Work required:
Write out all lines holding the word "macierzystych".

Supplied entries:
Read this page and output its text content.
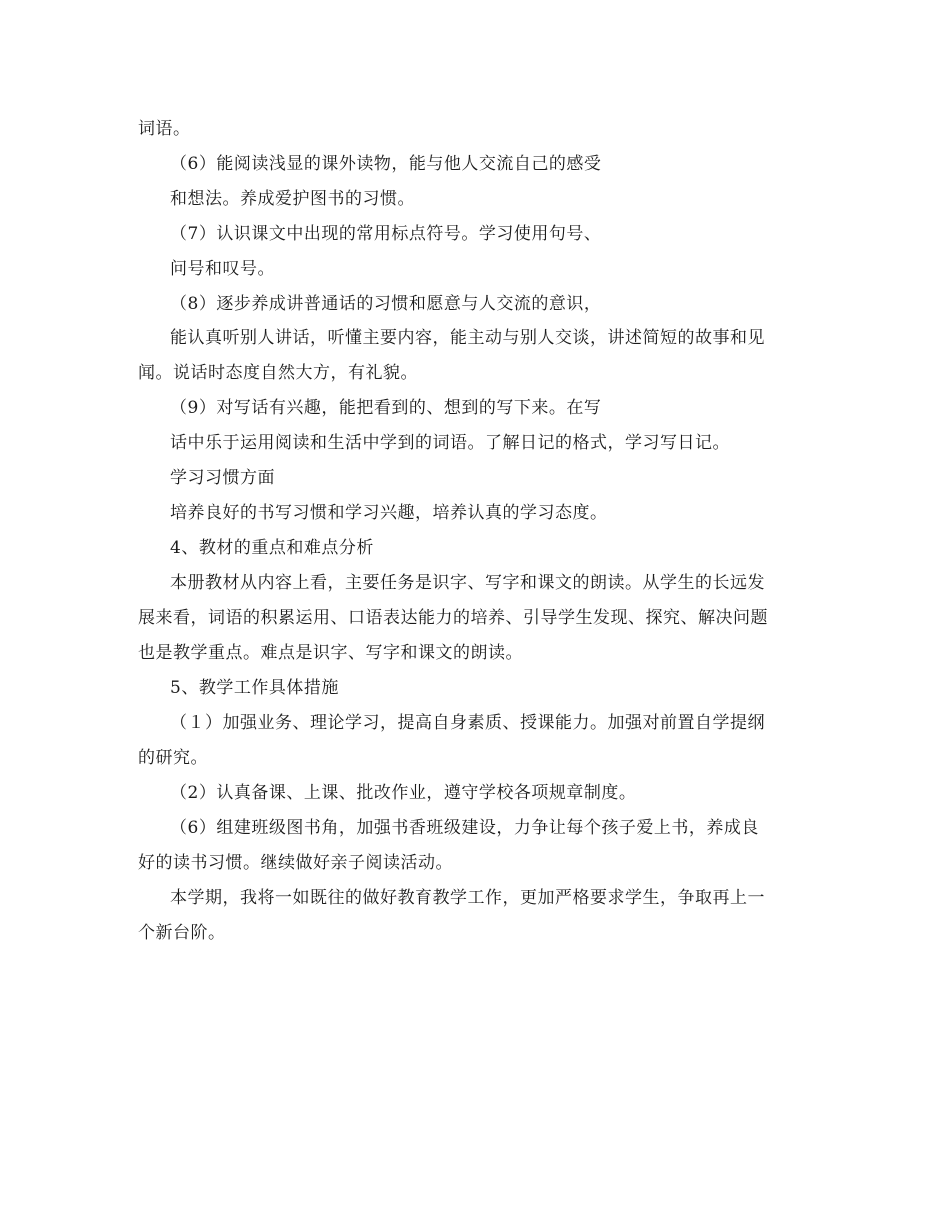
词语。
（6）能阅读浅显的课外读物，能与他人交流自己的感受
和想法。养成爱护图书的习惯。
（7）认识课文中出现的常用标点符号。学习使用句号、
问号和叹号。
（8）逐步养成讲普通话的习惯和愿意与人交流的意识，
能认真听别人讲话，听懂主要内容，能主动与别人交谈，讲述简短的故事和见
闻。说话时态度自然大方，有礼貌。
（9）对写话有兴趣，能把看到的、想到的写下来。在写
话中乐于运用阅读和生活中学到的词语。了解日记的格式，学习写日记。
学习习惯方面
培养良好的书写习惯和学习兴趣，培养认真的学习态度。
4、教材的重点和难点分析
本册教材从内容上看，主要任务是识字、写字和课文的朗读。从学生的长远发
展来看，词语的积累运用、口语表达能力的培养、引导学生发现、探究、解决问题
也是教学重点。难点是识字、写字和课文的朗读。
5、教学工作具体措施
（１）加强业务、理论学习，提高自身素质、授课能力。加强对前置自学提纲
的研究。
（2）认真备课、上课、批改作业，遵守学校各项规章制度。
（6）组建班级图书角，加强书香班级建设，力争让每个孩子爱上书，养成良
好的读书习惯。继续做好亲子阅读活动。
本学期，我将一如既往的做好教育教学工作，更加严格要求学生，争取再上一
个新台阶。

---

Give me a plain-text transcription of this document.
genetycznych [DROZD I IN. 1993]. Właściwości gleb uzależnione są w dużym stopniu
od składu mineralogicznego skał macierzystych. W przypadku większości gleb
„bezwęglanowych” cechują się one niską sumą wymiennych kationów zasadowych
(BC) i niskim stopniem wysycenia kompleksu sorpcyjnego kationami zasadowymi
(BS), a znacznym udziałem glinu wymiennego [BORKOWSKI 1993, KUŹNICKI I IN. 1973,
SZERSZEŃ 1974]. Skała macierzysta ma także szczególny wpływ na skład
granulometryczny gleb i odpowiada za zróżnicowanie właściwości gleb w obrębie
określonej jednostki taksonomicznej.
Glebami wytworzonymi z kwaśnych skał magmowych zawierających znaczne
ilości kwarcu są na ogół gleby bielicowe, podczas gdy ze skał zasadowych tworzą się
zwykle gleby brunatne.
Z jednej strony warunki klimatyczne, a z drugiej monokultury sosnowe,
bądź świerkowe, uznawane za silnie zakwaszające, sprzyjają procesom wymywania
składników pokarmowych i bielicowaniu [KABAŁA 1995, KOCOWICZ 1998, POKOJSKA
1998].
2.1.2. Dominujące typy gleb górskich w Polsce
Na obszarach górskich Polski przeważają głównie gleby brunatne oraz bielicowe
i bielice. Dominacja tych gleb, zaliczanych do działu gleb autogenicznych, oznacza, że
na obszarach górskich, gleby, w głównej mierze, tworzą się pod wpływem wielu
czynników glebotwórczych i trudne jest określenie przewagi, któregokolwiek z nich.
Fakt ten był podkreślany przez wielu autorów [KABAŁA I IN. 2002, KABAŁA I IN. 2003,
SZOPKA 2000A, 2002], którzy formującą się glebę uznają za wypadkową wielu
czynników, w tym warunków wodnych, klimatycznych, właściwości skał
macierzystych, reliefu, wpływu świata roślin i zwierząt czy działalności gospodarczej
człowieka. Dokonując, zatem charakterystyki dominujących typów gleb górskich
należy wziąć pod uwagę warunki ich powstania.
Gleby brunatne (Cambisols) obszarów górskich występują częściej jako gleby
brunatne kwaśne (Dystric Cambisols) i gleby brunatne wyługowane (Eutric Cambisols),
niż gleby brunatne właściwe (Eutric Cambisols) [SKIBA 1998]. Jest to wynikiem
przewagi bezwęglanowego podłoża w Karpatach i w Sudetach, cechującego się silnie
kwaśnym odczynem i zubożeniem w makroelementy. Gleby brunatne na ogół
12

Response to the task:
od składu mineralogicznego skał macierzystych. W przypadku większości gleb
macierzystych, reliefu, wpływu świata roślin i zwierząt czy działalności gospodarczej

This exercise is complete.